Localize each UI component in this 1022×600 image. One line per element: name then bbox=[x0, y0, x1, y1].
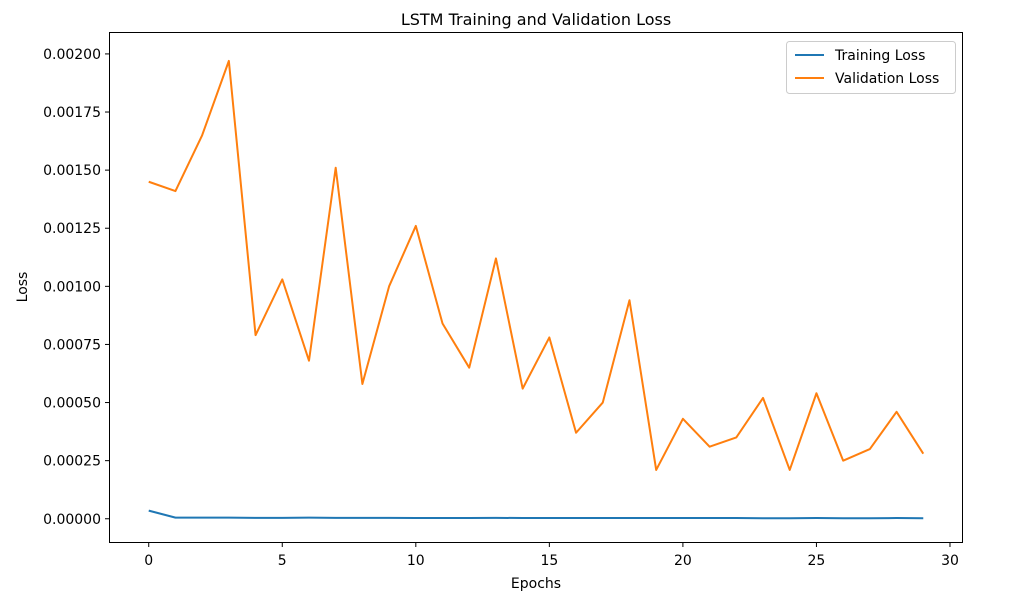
y-tick-label: 0.00050 bbox=[43, 396, 101, 412]
x-tick-label: 10 bbox=[407, 553, 425, 569]
y-axis-label: Loss bbox=[15, 272, 31, 303]
series-line-validation-loss bbox=[148, 59, 925, 471]
x-tick-label: 25 bbox=[808, 553, 826, 569]
x-tick-label: 0 bbox=[144, 553, 153, 569]
x-tick-label: 20 bbox=[674, 553, 692, 569]
plot-frame bbox=[109, 32, 963, 543]
x-tick-label: 30 bbox=[941, 553, 959, 569]
series-lines bbox=[148, 59, 925, 520]
x-tick-label: 5 bbox=[278, 553, 287, 569]
y-tick-label: 0.00075 bbox=[43, 337, 101, 353]
y-tick-label: 0.00100 bbox=[43, 279, 101, 295]
axis-ticks: 0 5 10 15 20 25 30 0.00000 0.00025 0.00050 0.00075… bbox=[43, 47, 959, 569]
x-axis-label: Epochs bbox=[511, 576, 561, 592]
y-tick-label: 0.00150 bbox=[43, 163, 101, 179]
series-line-training-loss bbox=[148, 509, 924, 520]
legend-box bbox=[786, 41, 956, 94]
legend-label-validation-loss: Validation Loss bbox=[835, 71, 939, 87]
y-tick-label: 0.00125 bbox=[43, 221, 101, 237]
chart-title: LSTM Training and Validation Loss bbox=[401, 10, 671, 29]
legend: Training Loss Validation Loss bbox=[786, 41, 956, 94]
x-tick-label: 15 bbox=[540, 553, 558, 569]
legend-label-training-loss: Training Loss bbox=[834, 48, 925, 64]
y-tick-label: 0.00025 bbox=[43, 454, 101, 470]
y-tick-label: 0.00175 bbox=[43, 105, 101, 121]
y-tick-label: 0.00000 bbox=[43, 512, 101, 528]
y-tick-label: 0.00200 bbox=[43, 47, 101, 63]
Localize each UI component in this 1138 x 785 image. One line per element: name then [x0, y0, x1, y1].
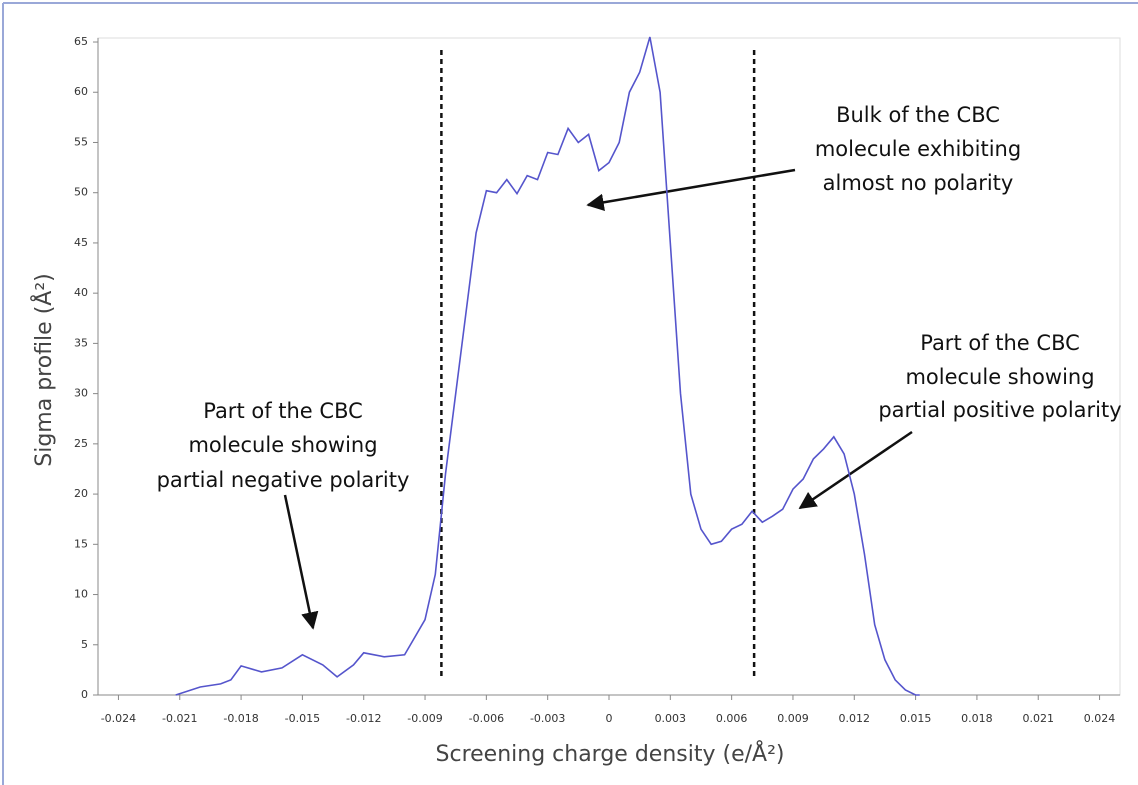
annotation: Part of the CBC — [920, 331, 1080, 355]
sigma-line — [175, 36, 920, 696]
y-tick-label: 20 — [74, 487, 88, 500]
x-tick-label: -0.003 — [530, 712, 565, 725]
y-tick-label: 40 — [74, 286, 88, 299]
annotation: Bulk of the CBC — [836, 103, 1000, 127]
y-tick-label: 5 — [81, 638, 88, 651]
y-tick-label: 10 — [74, 588, 88, 601]
annotation: almost no polarity — [823, 171, 1014, 195]
y-tick-label: 60 — [74, 85, 88, 98]
x-tick-label: -0.018 — [223, 712, 258, 725]
annotation: Part of the CBC — [203, 399, 363, 423]
y-tick-label: 55 — [74, 135, 88, 148]
x-tick-label: 0.009 — [777, 712, 809, 725]
annotation: molecule showing — [188, 433, 377, 457]
y-tick-label: 35 — [74, 336, 88, 349]
y-tick-label: 15 — [74, 537, 88, 550]
y-tick-label: 65 — [74, 35, 88, 48]
x-tick-label: 0.015 — [900, 712, 932, 725]
arrow — [283, 494, 319, 630]
arrow — [798, 430, 913, 510]
y-tick-label: 0 — [81, 688, 88, 701]
arrow — [586, 168, 796, 212]
x-tick-label: 0.003 — [655, 712, 687, 725]
annotation: molecule showing — [905, 365, 1094, 389]
y-axis-label: Sigma profile (Å²) — [30, 273, 57, 466]
y-tick-label: 45 — [74, 236, 88, 249]
y-tick-label: 25 — [74, 437, 88, 450]
x-tick-label: 0.006 — [716, 712, 748, 725]
annotation: partial negative polarity — [157, 468, 410, 492]
x-tick-label: -0.012 — [346, 712, 381, 725]
x-tick-label: 0 — [606, 712, 613, 725]
y-tick-label: 30 — [74, 387, 88, 400]
annotation: molecule exhibiting — [815, 137, 1021, 161]
x-tick-label: -0.015 — [285, 712, 320, 725]
x-tick-label: -0.006 — [469, 712, 504, 725]
x-tick-label: -0.024 — [101, 712, 136, 725]
x-tick-label: 0.024 — [1084, 712, 1116, 725]
y-tick-label: 50 — [74, 186, 88, 199]
x-tick-label: 0.021 — [1022, 712, 1054, 725]
x-tick-label: -0.021 — [162, 712, 197, 725]
x-tick-label: 0.012 — [839, 712, 871, 725]
x-tick-label: 0.018 — [961, 712, 993, 725]
x-tick-label: -0.009 — [407, 712, 442, 725]
annotation: partial positive polarity — [878, 398, 1121, 422]
x-axis-label: Screening charge density (e/Å²) — [436, 740, 785, 767]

YOUR OBJECTIVE:
Copy out word for word the lines of the listing above, from the line containing "y-tick-label: 0.00050 bbox=[43, 396, 101, 412]" through the line containing "y-tick-label: 0.00075 bbox=[43, 337, 101, 353]", with both of those lines included.

FULL ANSWER:
y-tick-label: 0.00050 bbox=[43, 396, 101, 412]
x-tick-label: 10 bbox=[407, 553, 425, 569]
y-axis-label: Loss bbox=[15, 272, 31, 303]
series-line-validation-loss bbox=[148, 59, 925, 471]
x-tick-label: 25 bbox=[808, 553, 826, 569]
x-tick-label: 0 bbox=[144, 553, 153, 569]
x-tick-label: 20 bbox=[674, 553, 692, 569]
plot-frame bbox=[109, 32, 963, 543]
x-tick-label: 30 bbox=[941, 553, 959, 569]
series-lines bbox=[148, 59, 925, 520]
x-tick-label: 5 bbox=[278, 553, 287, 569]
y-tick-label: 0.00075 bbox=[43, 337, 101, 353]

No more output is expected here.